* _What the exercise asks_: Count how many lines of the material hold "Machinery". Respond with that number alone.

....

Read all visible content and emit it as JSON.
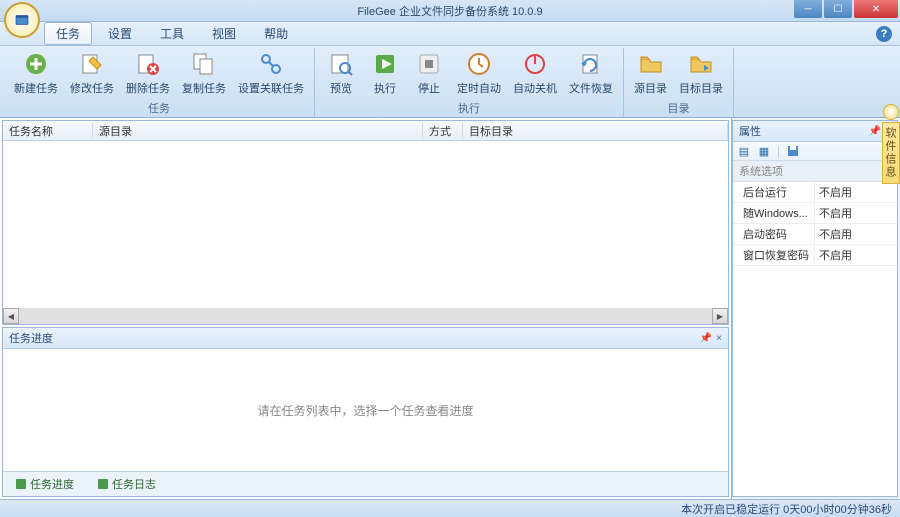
{
  "title": "FileGee 企业文件同步备份系统 10.0.9",
  "menu": {
    "task": "任务",
    "settings": "设置",
    "tools": "工具",
    "view": "视图",
    "help": "帮助"
  },
  "ribbon": {
    "groups": {
      "task": {
        "label": "任务",
        "new": "新建任务",
        "edit": "修改任务",
        "delete": "删除任务",
        "copy": "复制任务",
        "related": "设置关联任务"
      },
      "exec": {
        "label": "执行",
        "preview": "预览",
        "run": "执行",
        "stop": "停止",
        "sched": "定时自动",
        "shutdown": "自动关机",
        "restore": "文件恢复"
      },
      "dir": {
        "label": "目录",
        "src": "源目录",
        "dst": "目标目录"
      }
    }
  },
  "taskList": {
    "cols": {
      "name": "任务名称",
      "src": "源目录",
      "mode": "方式",
      "dst": "目标目录"
    }
  },
  "progress": {
    "title": "任务进度",
    "empty": "请在任务列表中，选择一个任务查看进度"
  },
  "bottomTabs": {
    "progress": "任务进度",
    "log": "任务日志"
  },
  "props": {
    "title": "属性",
    "group": "系统选项",
    "rows": [
      {
        "k": "后台运行",
        "v": "不启用"
      },
      {
        "k": "随Windows...",
        "v": "不启用"
      },
      {
        "k": "启动密码",
        "v": "不启用"
      },
      {
        "k": "窗口恢复密码",
        "v": "不启用"
      }
    ]
  },
  "sideTab": "软件信息",
  "status": "本次开启已稳定运行 0天00小时00分钟36秒"
}
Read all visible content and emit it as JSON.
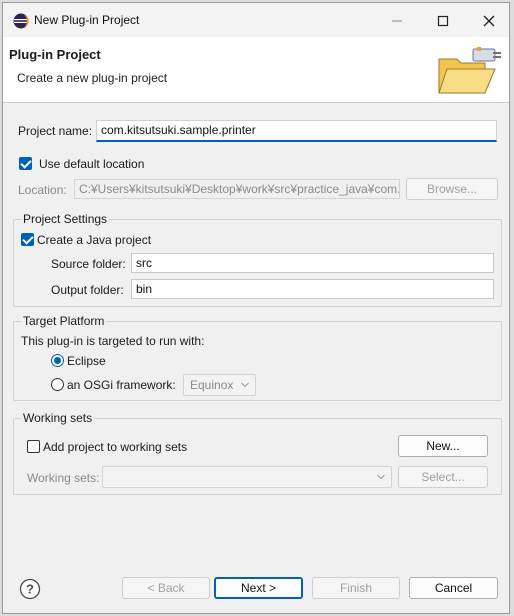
{
  "window": {
    "title": "New Plug-in Project",
    "icon": "eclipse-icon",
    "controls": [
      "minimize-icon",
      "maximize-icon",
      "close-icon"
    ]
  },
  "header": {
    "title": "Plug-in Project",
    "description": "Create a new plug-in project",
    "banner_icon": "wizard-folder-icon"
  },
  "project": {
    "name_label": "Project name:",
    "name_value": "com.kitsutsuki.sample.printer",
    "use_default_location_label": "Use default location",
    "use_default_location_checked": true,
    "location_label": "Location:",
    "location_value": "C:¥Users¥kitsutsuki¥Desktop¥work¥src¥practice_java¥com.kit",
    "browse_label": "Browse..."
  },
  "project_settings": {
    "title": "Project Settings",
    "create_java_label": "Create a Java project",
    "create_java_checked": true,
    "source_label": "Source folder:",
    "source_value": "src",
    "output_label": "Output folder:",
    "output_value": "bin"
  },
  "target_platform": {
    "title": "Target Platform",
    "prompt": "This plug-in is targeted to run with:",
    "eclipse_label": "Eclipse",
    "osgi_label": "an OSGi framework:",
    "selected": "Eclipse",
    "osgi_option": "Equinox"
  },
  "working_sets": {
    "title": "Working sets",
    "add_label": "Add project to working sets",
    "add_checked": false,
    "new_label": "New...",
    "sets_label": "Working sets:",
    "sets_value": "",
    "select_label": "Select..."
  },
  "footer": {
    "help_icon": "help-icon",
    "back_label": "< Back",
    "next_label": "Next >",
    "finish_label": "Finish",
    "cancel_label": "Cancel"
  },
  "colors": {
    "accent": "#005fb8",
    "window_bg": "#f0f0f0",
    "header_bg": "#ffffff"
  }
}
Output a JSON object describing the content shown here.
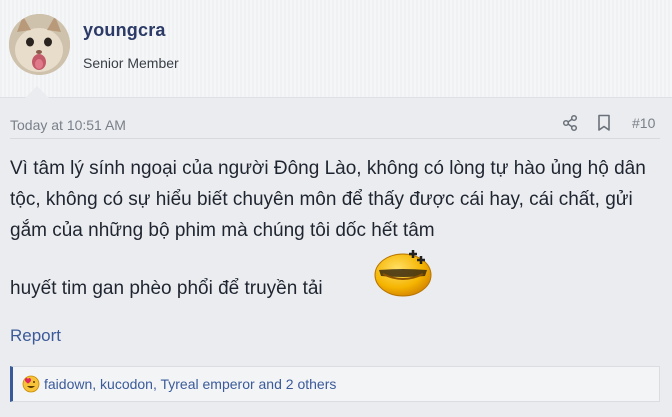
{
  "user": {
    "name": "youngcra",
    "title": "Senior Member"
  },
  "post": {
    "date": "Today at 10:51 AM",
    "number": "#10",
    "body_line1": "Vì tâm lý sính ngoại của người Đông Lào, không có lòng tự hào ủng hộ dân tộc, không có sự hiểu biết chuyên môn để thấy được cái hay, cái chất, gửi gắm của những bộ phim mà chúng tôi dốc hết tâm",
    "body_line2": "huyết tim gan phèo phổi để truyền tải",
    "report_label": "Report"
  },
  "reactions": {
    "text": "faidown, kucodon, Tyreal emperor and 2 others"
  },
  "icons": {
    "share": "share-icon",
    "bookmark": "bookmark-icon",
    "smiley": "grinning-smiley-icon",
    "reaction": "love-reaction-icon"
  },
  "colors": {
    "accent": "#3b5a9a",
    "username": "#2b3a66",
    "post_background": "#ebecef"
  }
}
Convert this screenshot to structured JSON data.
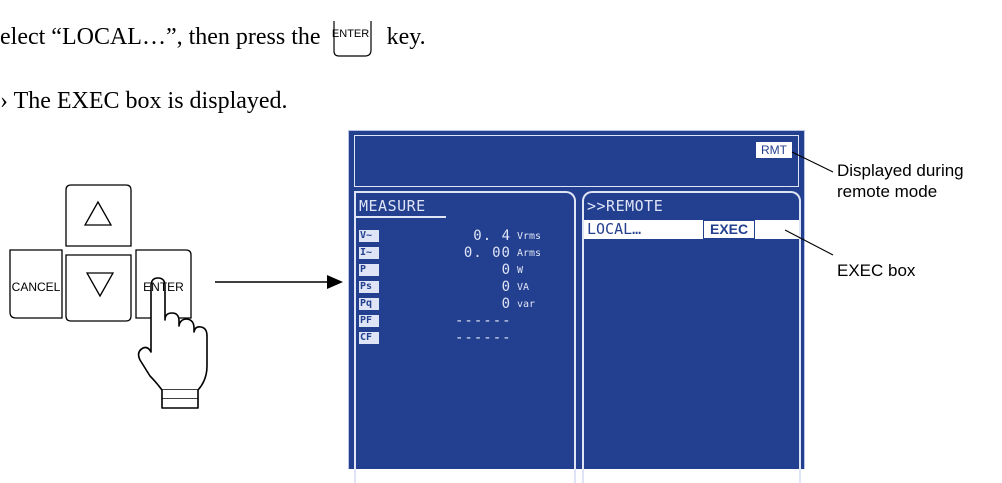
{
  "instructions": {
    "step_text_before": "elect “LOCAL…”, then press the",
    "step_key_label": "ENTER",
    "step_text_after": "key.",
    "result_arrow": "›",
    "result_text": "The EXEC box is displayed."
  },
  "keypad": {
    "cancel_label": "CANCEL",
    "enter_label": "ENTER",
    "up_glyph": "△",
    "down_glyph": "▽"
  },
  "screen": {
    "rmt_label": "RMT",
    "measure_title": "MEASURE",
    "remote_title": ">>REMOTE",
    "local_label": "LOCAL…",
    "exec_label": "EXEC",
    "measurements": [
      {
        "tag": "V~",
        "value": "0. 4",
        "unit": "Vrms"
      },
      {
        "tag": "I~",
        "value": "0. 00",
        "unit": "Arms"
      },
      {
        "tag": "P",
        "value": "0",
        "unit": "W"
      },
      {
        "tag": "Ps",
        "value": "0",
        "unit": "VA"
      },
      {
        "tag": "Pq",
        "value": "0",
        "unit": "var"
      },
      {
        "tag": "PF",
        "value": "------",
        "unit": ""
      },
      {
        "tag": "CF",
        "value": "------",
        "unit": ""
      }
    ]
  },
  "callouts": {
    "rmt_line1": "Displayed during",
    "rmt_line2": "remote mode",
    "exec": "EXEC box"
  }
}
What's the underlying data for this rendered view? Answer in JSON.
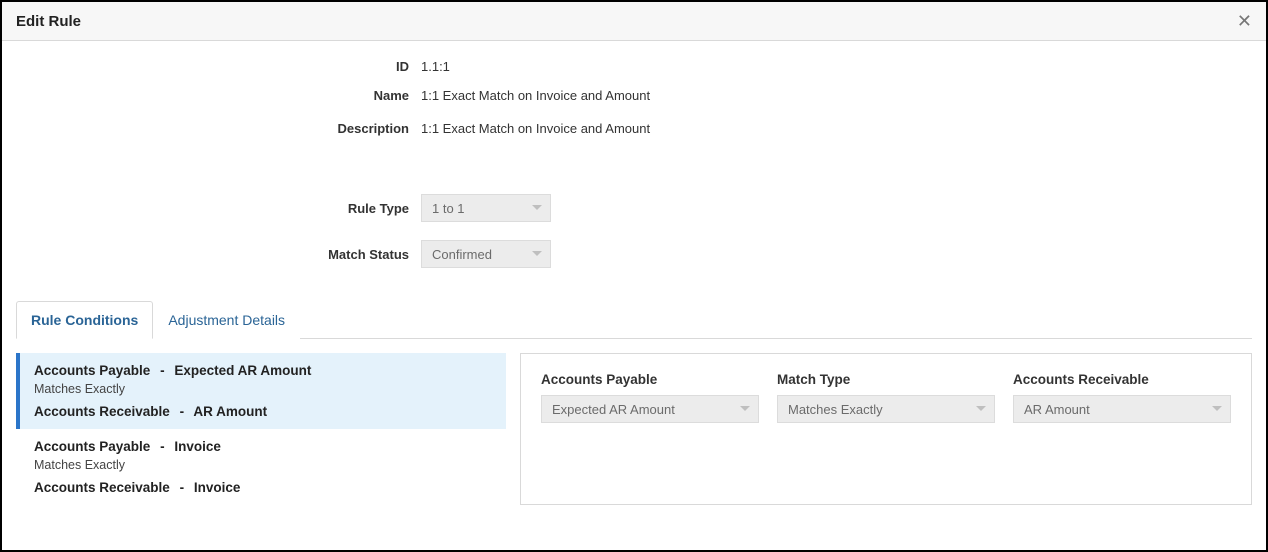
{
  "header": {
    "title": "Edit Rule"
  },
  "form": {
    "id_label": "ID",
    "id_value": "1.1:1",
    "name_label": "Name",
    "name_value": "1:1 Exact Match on Invoice and Amount",
    "description_label": "Description",
    "description_value": "1:1 Exact Match on Invoice and Amount",
    "rule_type_label": "Rule Type",
    "rule_type_value": "1 to 1",
    "match_status_label": "Match Status",
    "match_status_value": "Confirmed"
  },
  "tabs": {
    "rule_conditions": "Rule Conditions",
    "adjustment_details": "Adjustment Details"
  },
  "conditions": [
    {
      "ap_label": "Accounts Payable",
      "ap_field": "Expected AR Amount",
      "op": "Matches Exactly",
      "ar_label": "Accounts Receivable",
      "ar_field": "AR Amount",
      "selected": true
    },
    {
      "ap_label": "Accounts Payable",
      "ap_field": "Invoice",
      "op": "Matches Exactly",
      "ar_label": "Accounts Receivable",
      "ar_field": "Invoice",
      "selected": false
    }
  ],
  "detail": {
    "ap_label": "Accounts Payable",
    "ap_value": "Expected AR Amount",
    "match_type_label": "Match Type",
    "match_type_value": "Matches Exactly",
    "ar_label": "Accounts Receivable",
    "ar_value": "AR Amount"
  }
}
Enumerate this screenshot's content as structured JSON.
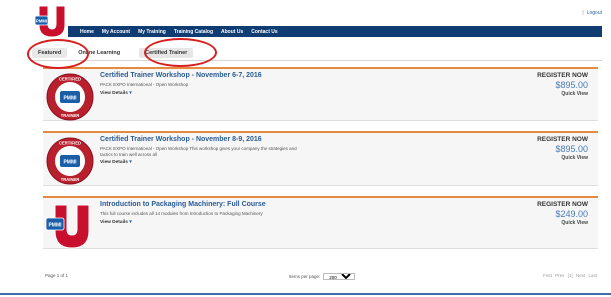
{
  "header": {
    "logout_label": "Logout",
    "nav": [
      {
        "label": "Home"
      },
      {
        "label": "My Account"
      },
      {
        "label": "My Training"
      },
      {
        "label": "Training Catalog"
      },
      {
        "label": "About Us"
      },
      {
        "label": "Contact Us"
      }
    ]
  },
  "tabs": [
    {
      "label": "Featured",
      "active": true
    },
    {
      "label": "Online Learning",
      "active": false
    },
    {
      "label": "Certified Trainer",
      "active": false
    }
  ],
  "courses": [
    {
      "title": "Certified Trainer Workshop - November 6-7, 2016",
      "description": "PACK EXPO International - Open Workshop",
      "view_details": "View Details",
      "register": "REGISTER NOW",
      "price": "$895.00",
      "quick_view": "Quick View",
      "badge": "certified-trainer"
    },
    {
      "title": "Certified Trainer Workshop - November 8-9, 2016",
      "description": "PACK EXPO International - Open Workshop This workshop gives your company the strategies and tactics to train well across all",
      "view_details": "View Details",
      "register": "REGISTER NOW",
      "price": "$895.00",
      "quick_view": "Quick View",
      "badge": "certified-trainer"
    },
    {
      "title": "Introduction to Packaging Machinery: Full Course",
      "description": "This full course includes all 14 modules from Introduction to Packaging Machinery",
      "view_details": "View Details",
      "register": "REGISTER NOW",
      "price": "$249.00",
      "quick_view": "Quick View",
      "badge": "pmmi-u"
    }
  ],
  "badge_text": {
    "certified": "CERTIFIED",
    "trainer": "TRAINER",
    "pmmi": "PMMI"
  },
  "pagination": {
    "page_of": "Page 1 of 1",
    "items_per_page_label": "Items per page:",
    "items_per_page_value": "200",
    "links": [
      "First",
      "Prev",
      "[1]",
      "Next",
      "Last"
    ]
  },
  "colors": {
    "nav_bg": "#0f3d73",
    "card_accent": "#e58a40",
    "title_blue": "#2a5b93",
    "price_blue": "#4a7bb5",
    "annotation_red": "#d61f1f",
    "logo_red": "#c8102e"
  }
}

....

* _Expected output_: 2